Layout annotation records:
'''

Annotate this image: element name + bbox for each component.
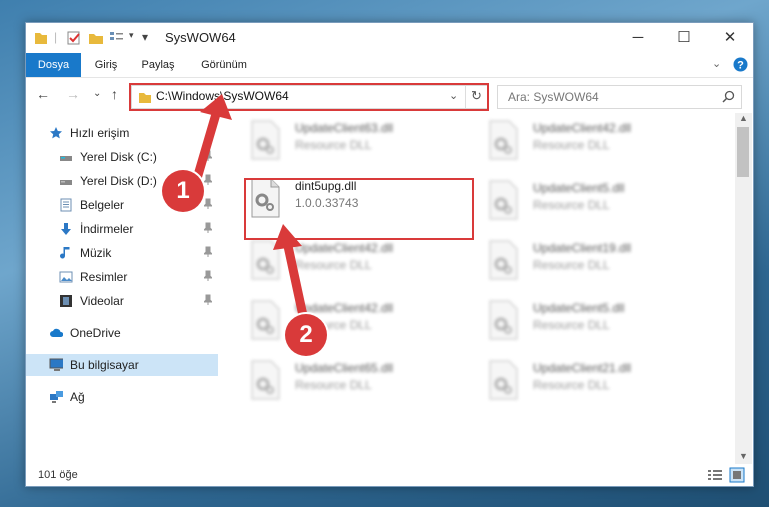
arrow-2-shaft: [283, 241, 310, 330]
arrow-2-head: [273, 224, 302, 250]
arrow-1-shaft: [191, 109, 221, 187]
step-marker-2: 2: [285, 314, 327, 356]
annotation-arrows: [191, 94, 310, 330]
step-marker-1: 1: [162, 170, 204, 212]
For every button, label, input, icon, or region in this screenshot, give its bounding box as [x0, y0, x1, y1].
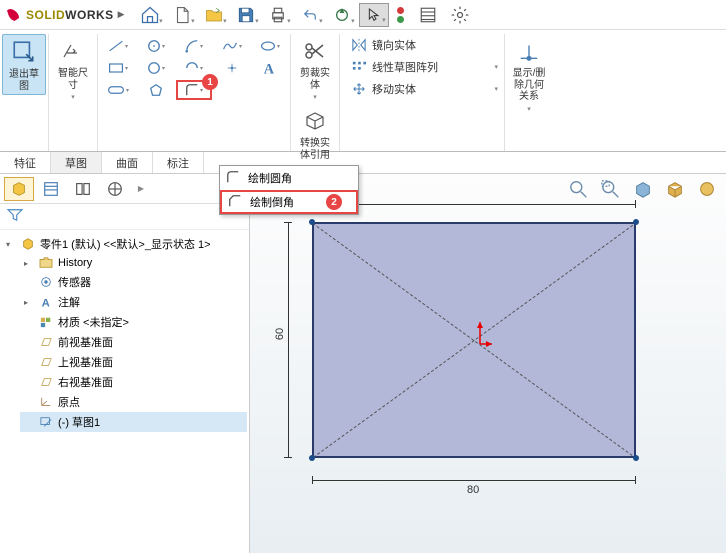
command-manager-tabs: 特征 草图 曲面 标注: [0, 152, 726, 174]
tree-annotations[interactable]: ▸A注解: [20, 292, 247, 312]
tree-right-plane[interactable]: 右视基准面: [20, 372, 247, 392]
display-style-icon[interactable]: [660, 176, 690, 202]
fillet-dropdown-menu: 绘制圆角 绘制倒角 2: [219, 165, 359, 215]
tab-surface[interactable]: 曲面: [102, 152, 153, 173]
save-icon[interactable]: ▾: [231, 3, 261, 27]
new-icon[interactable]: ▾: [167, 3, 197, 27]
app-logo: SOLIDWORKS: [4, 6, 114, 24]
text-tool[interactable]: A: [252, 58, 288, 78]
convert-entities-button[interactable]: 转换实 体引用 ▾: [293, 104, 337, 174]
dim-width: 80: [467, 484, 479, 496]
tree-front-plane[interactable]: 前视基准面: [20, 332, 247, 352]
settings-icon[interactable]: [445, 3, 475, 27]
status-lights: [391, 1, 411, 29]
select-icon[interactable]: ▾: [359, 3, 389, 27]
move-entities-button[interactable]: 移动实体▾: [346, 78, 502, 100]
dim-height: 60: [274, 328, 286, 340]
property-tab[interactable]: [36, 177, 66, 201]
tree-material[interactable]: 材质 <未指定>: [20, 312, 247, 332]
dimxpert-tab[interactable]: [100, 177, 130, 201]
undo-icon[interactable]: ▾: [295, 3, 325, 27]
show-relations-button[interactable]: 显示/删 除几何 关系 ▾: [507, 34, 551, 116]
zoom-fit-icon[interactable]: [564, 176, 594, 202]
point-tool[interactable]: [214, 58, 250, 78]
tab-annotation[interactable]: 标注: [153, 152, 204, 173]
callout-badge-2: 2: [326, 194, 342, 210]
filter-icon[interactable]: [0, 204, 249, 230]
circle-tool[interactable]: ▾: [138, 36, 174, 56]
home-icon[interactable]: ▾: [135, 3, 165, 27]
feature-tree-tab[interactable]: [4, 177, 34, 201]
view-orientation-icon[interactable]: [628, 176, 658, 202]
config-tab[interactable]: [68, 177, 98, 201]
expand-tab[interactable]: ▶: [132, 177, 150, 201]
scene-icon[interactable]: [692, 176, 722, 202]
trim-entities-button[interactable]: 剪裁实 体 ▾: [293, 34, 337, 104]
tree-sensors[interactable]: 传感器: [20, 272, 247, 292]
slot-tool[interactable]: ▾: [100, 80, 136, 100]
tree-origin[interactable]: 原点: [20, 392, 247, 412]
sketch-chamfer-item[interactable]: 绘制倒角 2: [220, 190, 358, 214]
sketch-tools-grid: ▾ ▾ ▾ ▾ ▾ ▾ ▾ ▾ A ▾ ▾ 1: [100, 34, 288, 100]
mirror-entities-button[interactable]: 镜向实体: [346, 34, 502, 56]
tree-top-plane[interactable]: 上视基准面: [20, 352, 247, 372]
ellipse-tool[interactable]: ▾: [252, 36, 288, 56]
zoom-area-icon[interactable]: [596, 176, 626, 202]
sketch-origin-icon: [472, 320, 494, 351]
svg-text:A: A: [264, 61, 275, 76]
callout-badge-1: 1: [202, 74, 218, 90]
rebuild-icon[interactable]: ▾: [327, 3, 357, 27]
list-icon[interactable]: [413, 3, 443, 27]
line-tool[interactable]: ▾: [100, 36, 136, 56]
tree-sketch1[interactable]: (-) 草图1: [20, 412, 247, 432]
rectangle-tool[interactable]: ▾: [100, 58, 136, 78]
print-icon[interactable]: ▾: [263, 3, 293, 27]
spline-tool[interactable]: ▾: [214, 36, 250, 56]
sketch-fillet-item[interactable]: 绘制圆角: [220, 166, 358, 190]
open-icon[interactable]: ▾: [199, 3, 229, 27]
tab-sketch[interactable]: 草图: [51, 152, 102, 173]
circle-perimeter-tool[interactable]: ▾: [138, 58, 174, 78]
exit-sketch-button[interactable]: 退出草 图: [2, 34, 46, 95]
svg-text:A: A: [42, 297, 50, 309]
tree-root[interactable]: ▾零件1 (默认) <<默认>_显示状态 1>: [2, 234, 247, 254]
smart-dimension-button[interactable]: 智能尺 寸 ▾: [51, 34, 95, 104]
app-menu-dropdown[interactable]: ▶: [118, 9, 125, 20]
polygon-tool[interactable]: [138, 80, 174, 100]
linear-pattern-button[interactable]: 线性草图阵列▾: [346, 56, 502, 78]
graphics-viewport[interactable]: 60 80: [250, 174, 726, 553]
tree-history[interactable]: ▸History: [20, 254, 247, 272]
fillet-tool-split[interactable]: ▾ 1: [176, 80, 212, 100]
arc-tool[interactable]: ▾: [176, 36, 212, 56]
tab-features[interactable]: 特征: [0, 152, 51, 173]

'''

* WHAT THE EXERCISE ASKS:
Return every line of the material above unchanged, leaving out the pictures.

* THE ANSWER:
Annotate this image: element name + bbox for each component.
arrow-2-shaft: [283, 241, 310, 330]
arrow-2-head: [273, 224, 302, 250]
arrow-1-shaft: [191, 109, 221, 187]
step-marker-2: 2: [285, 314, 327, 356]
annotation-arrows: [191, 94, 310, 330]
step-marker-1: 1: [162, 170, 204, 212]
For every button, label, input, icon, or region in this screenshot, give its bounding box as [x0, y0, x1, y1].
command-manager-tabs: 特征 草图 曲面 标注: [0, 152, 726, 174]
tree-annotations[interactable]: ▸A注解: [20, 292, 247, 312]
tree-right-plane[interactable]: 右视基准面: [20, 372, 247, 392]
display-style-icon[interactable]: [660, 176, 690, 202]
fillet-dropdown-menu: 绘制圆角 绘制倒角 2: [219, 165, 359, 215]
tab-surface[interactable]: 曲面: [102, 152, 153, 173]
save-icon[interactable]: ▾: [231, 3, 261, 27]
new-icon[interactable]: ▾: [167, 3, 197, 27]
app-logo: SOLIDWORKS: [4, 6, 114, 24]
text-tool[interactable]: A: [252, 58, 288, 78]
convert-entities-button[interactable]: 转换实 体引用 ▾: [293, 104, 337, 174]
dim-width: 80: [467, 484, 479, 496]
tree-front-plane[interactable]: 前视基准面: [20, 332, 247, 352]
settings-icon[interactable]: [445, 3, 475, 27]
status-lights: [391, 1, 411, 29]
select-icon[interactable]: ▾: [359, 3, 389, 27]
move-entities-button[interactable]: 移动实体▾: [346, 78, 502, 100]
dim-height: 60: [274, 328, 286, 340]
property-tab[interactable]: [36, 177, 66, 201]
tree-material[interactable]: 材质 <未指定>: [20, 312, 247, 332]
dimxpert-tab[interactable]: [100, 177, 130, 201]
undo-icon[interactable]: ▾: [295, 3, 325, 27]
show-relations-button[interactable]: 显示/删 除几何 关系 ▾: [507, 34, 551, 116]
zoom-fit-icon[interactable]: [564, 176, 594, 202]
point-tool[interactable]: [214, 58, 250, 78]
tab-annotation[interactable]: 标注: [153, 152, 204, 173]
callout-badge-2: 2: [326, 194, 342, 210]
filter-icon[interactable]: [0, 204, 249, 230]
circle-tool[interactable]: ▾: [138, 36, 174, 56]
home-icon[interactable]: ▾: [135, 3, 165, 27]
feature-tree-tab[interactable]: [4, 177, 34, 201]
view-orientation-icon[interactable]: [628, 176, 658, 202]
config-tab[interactable]: [68, 177, 98, 201]
expand-tab[interactable]: ▶: [132, 177, 150, 201]
scene-icon[interactable]: [692, 176, 722, 202]
trim-entities-button[interactable]: 剪裁实 体 ▾: [293, 34, 337, 104]
tree-sensors[interactable]: 传感器: [20, 272, 247, 292]
slot-tool[interactable]: ▾: [100, 80, 136, 100]
tree-origin[interactable]: 原点: [20, 392, 247, 412]
sketch-chamfer-item[interactable]: 绘制倒角 2: [220, 190, 358, 214]
sketch-tools-grid: ▾ ▾ ▾ ▾ ▾ ▾ ▾ ▾ A ▾ ▾ 1: [100, 34, 288, 100]
mirror-entities-button[interactable]: 镜向实体: [346, 34, 502, 56]
tree-top-plane[interactable]: 上视基准面: [20, 352, 247, 372]
ellipse-tool[interactable]: ▾: [252, 36, 288, 56]
zoom-area-icon[interactable]: [596, 176, 626, 202]
sketch-origin-icon: [472, 320, 494, 351]
svg-text:A: A: [264, 61, 275, 76]
callout-badge-1: 1: [202, 74, 218, 90]
rebuild-icon[interactable]: ▾: [327, 3, 357, 27]
list-icon[interactable]: [413, 3, 443, 27]
line-tool[interactable]: ▾: [100, 36, 136, 56]
tree-sketch1[interactable]: (-) 草图1: [20, 412, 247, 432]
rectangle-tool[interactable]: ▾: [100, 58, 136, 78]
print-icon[interactable]: ▾: [263, 3, 293, 27]
spline-tool[interactable]: ▾: [214, 36, 250, 56]
sketch-fillet-item[interactable]: 绘制圆角: [220, 166, 358, 190]
open-icon[interactable]: ▾: [199, 3, 229, 27]
tab-sketch[interactable]: 草图: [51, 152, 102, 173]
circle-perimeter-tool[interactable]: ▾: [138, 58, 174, 78]
exit-sketch-button[interactable]: 退出草 图: [2, 34, 46, 95]
svg-text:A: A: [42, 297, 50, 309]
tree-root[interactable]: ▾零件1 (默认) <<默认>_显示状态 1>: [2, 234, 247, 254]
smart-dimension-button[interactable]: 智能尺 寸 ▾: [51, 34, 95, 104]
app-menu-dropdown[interactable]: ▶: [118, 9, 125, 20]
polygon-tool[interactable]: [138, 80, 174, 100]
linear-pattern-button[interactable]: 线性草图阵列▾: [346, 56, 502, 78]
graphics-viewport[interactable]: 60 80: [250, 174, 726, 553]
tree-history[interactable]: ▸History: [20, 254, 247, 272]
fillet-tool-split[interactable]: ▾ 1: [176, 80, 212, 100]
arc-tool[interactable]: ▾: [176, 36, 212, 56]
tab-features[interactable]: 特征: [0, 152, 51, 173]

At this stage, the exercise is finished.